— Exercise directions —
Copy out all lines in the data below containing the string "ΜΑΘΗΜΑΤΑ".

— Supplied material —
= = =

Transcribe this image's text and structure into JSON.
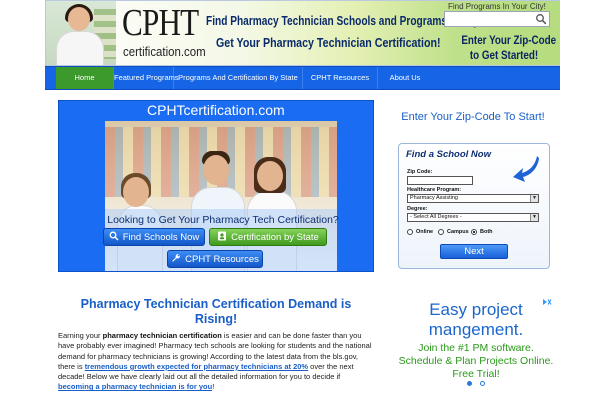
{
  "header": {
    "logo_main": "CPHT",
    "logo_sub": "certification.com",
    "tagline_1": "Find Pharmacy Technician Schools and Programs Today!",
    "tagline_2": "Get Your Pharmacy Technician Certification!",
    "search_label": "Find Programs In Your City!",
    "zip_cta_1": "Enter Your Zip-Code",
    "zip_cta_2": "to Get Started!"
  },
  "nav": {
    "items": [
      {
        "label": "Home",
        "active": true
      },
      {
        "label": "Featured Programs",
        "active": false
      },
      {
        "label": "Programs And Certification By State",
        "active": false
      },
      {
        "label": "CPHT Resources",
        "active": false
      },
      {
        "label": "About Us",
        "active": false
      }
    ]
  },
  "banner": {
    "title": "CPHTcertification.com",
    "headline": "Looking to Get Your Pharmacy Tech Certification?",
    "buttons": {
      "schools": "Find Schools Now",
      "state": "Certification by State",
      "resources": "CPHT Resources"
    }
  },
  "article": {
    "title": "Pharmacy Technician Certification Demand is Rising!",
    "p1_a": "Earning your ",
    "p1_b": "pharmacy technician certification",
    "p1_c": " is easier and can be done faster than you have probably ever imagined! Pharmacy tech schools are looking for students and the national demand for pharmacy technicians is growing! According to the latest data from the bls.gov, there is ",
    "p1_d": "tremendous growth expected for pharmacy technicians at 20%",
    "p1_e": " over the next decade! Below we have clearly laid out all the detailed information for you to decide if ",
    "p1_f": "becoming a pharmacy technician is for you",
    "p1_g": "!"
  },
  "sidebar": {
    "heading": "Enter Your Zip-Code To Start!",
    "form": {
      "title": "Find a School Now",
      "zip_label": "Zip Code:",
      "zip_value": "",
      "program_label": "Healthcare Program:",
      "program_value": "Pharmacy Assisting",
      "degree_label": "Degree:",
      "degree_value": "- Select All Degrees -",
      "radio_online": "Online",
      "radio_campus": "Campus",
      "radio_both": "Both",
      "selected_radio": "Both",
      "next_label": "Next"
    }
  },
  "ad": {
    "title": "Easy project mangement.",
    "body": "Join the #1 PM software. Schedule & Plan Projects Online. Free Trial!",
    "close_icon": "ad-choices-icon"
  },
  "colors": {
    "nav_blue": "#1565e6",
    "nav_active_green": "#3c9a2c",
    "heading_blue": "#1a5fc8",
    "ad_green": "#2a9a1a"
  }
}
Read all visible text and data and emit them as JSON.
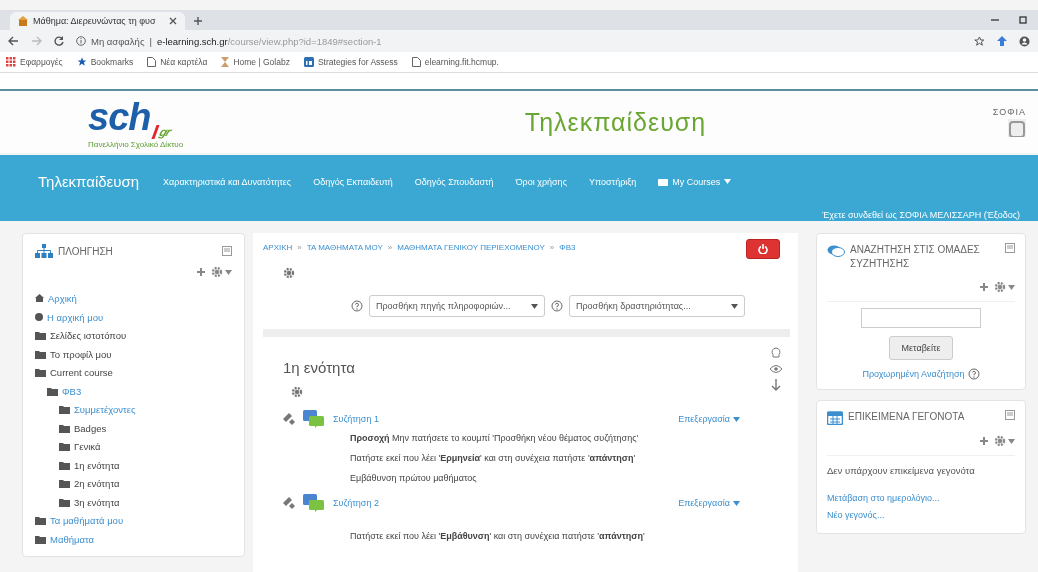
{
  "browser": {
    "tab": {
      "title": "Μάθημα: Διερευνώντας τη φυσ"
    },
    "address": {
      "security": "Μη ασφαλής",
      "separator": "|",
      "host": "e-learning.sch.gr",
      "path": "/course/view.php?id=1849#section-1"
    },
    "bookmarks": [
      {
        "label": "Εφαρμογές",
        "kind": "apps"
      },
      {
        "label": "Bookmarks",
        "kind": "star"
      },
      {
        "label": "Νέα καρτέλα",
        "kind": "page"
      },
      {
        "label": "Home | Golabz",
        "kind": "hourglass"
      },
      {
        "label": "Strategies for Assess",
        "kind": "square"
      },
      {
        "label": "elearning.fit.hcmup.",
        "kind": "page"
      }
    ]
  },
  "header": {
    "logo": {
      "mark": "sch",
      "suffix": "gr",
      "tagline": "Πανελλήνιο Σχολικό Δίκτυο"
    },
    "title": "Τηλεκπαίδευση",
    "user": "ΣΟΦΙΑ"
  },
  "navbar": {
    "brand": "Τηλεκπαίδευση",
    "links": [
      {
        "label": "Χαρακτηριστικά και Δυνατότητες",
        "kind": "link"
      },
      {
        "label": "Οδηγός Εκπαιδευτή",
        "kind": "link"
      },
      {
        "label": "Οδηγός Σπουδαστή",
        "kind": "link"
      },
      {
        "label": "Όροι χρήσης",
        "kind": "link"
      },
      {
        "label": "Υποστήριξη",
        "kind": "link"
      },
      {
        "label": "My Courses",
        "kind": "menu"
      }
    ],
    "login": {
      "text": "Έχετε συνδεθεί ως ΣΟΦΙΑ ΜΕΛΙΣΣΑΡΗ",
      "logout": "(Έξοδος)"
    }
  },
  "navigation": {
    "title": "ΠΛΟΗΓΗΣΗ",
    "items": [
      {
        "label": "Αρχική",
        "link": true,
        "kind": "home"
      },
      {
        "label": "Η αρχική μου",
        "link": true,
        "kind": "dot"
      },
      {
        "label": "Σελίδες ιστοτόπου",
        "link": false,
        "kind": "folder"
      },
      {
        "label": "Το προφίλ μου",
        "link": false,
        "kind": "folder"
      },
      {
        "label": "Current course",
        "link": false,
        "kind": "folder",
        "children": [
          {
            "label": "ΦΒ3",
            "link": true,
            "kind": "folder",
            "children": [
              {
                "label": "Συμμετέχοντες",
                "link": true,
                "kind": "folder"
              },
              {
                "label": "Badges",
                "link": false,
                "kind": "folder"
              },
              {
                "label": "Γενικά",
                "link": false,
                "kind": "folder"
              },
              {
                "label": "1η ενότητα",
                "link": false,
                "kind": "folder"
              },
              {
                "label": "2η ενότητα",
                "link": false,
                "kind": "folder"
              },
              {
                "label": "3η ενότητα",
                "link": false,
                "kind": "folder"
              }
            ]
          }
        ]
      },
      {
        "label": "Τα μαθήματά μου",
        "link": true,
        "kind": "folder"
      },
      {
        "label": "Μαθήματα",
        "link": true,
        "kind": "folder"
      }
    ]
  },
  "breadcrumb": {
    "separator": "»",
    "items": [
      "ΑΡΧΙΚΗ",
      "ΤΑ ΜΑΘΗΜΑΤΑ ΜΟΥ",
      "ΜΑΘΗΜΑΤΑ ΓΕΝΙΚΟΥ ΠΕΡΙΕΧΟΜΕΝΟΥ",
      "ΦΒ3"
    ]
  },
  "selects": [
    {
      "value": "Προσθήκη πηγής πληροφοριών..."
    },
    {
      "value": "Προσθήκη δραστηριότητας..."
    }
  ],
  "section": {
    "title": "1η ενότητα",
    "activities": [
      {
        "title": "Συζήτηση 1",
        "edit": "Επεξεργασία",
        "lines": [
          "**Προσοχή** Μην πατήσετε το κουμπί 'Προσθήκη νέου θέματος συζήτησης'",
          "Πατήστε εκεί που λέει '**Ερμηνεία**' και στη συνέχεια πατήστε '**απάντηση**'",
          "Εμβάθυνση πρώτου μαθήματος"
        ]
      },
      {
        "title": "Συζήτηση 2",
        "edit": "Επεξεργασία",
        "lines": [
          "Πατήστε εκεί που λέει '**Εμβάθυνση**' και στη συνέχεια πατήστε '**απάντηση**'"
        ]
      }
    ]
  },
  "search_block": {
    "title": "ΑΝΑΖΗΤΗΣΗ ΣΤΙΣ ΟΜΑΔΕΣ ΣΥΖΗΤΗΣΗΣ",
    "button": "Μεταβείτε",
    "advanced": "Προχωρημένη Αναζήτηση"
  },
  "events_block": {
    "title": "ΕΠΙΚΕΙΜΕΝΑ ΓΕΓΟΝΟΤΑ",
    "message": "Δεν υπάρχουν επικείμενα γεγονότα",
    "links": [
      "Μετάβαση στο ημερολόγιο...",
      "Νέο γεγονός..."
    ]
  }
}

= = =

— Answer to this problem —
      "ΤΑ ΜΑΘΗΜΑΤΑ ΜΟΥ",
      "ΜΑΘΗΜΑΤΑ ΓΕΝΙΚΟΥ ΠΕΡΙΕΧΟΜΕΝΟΥ",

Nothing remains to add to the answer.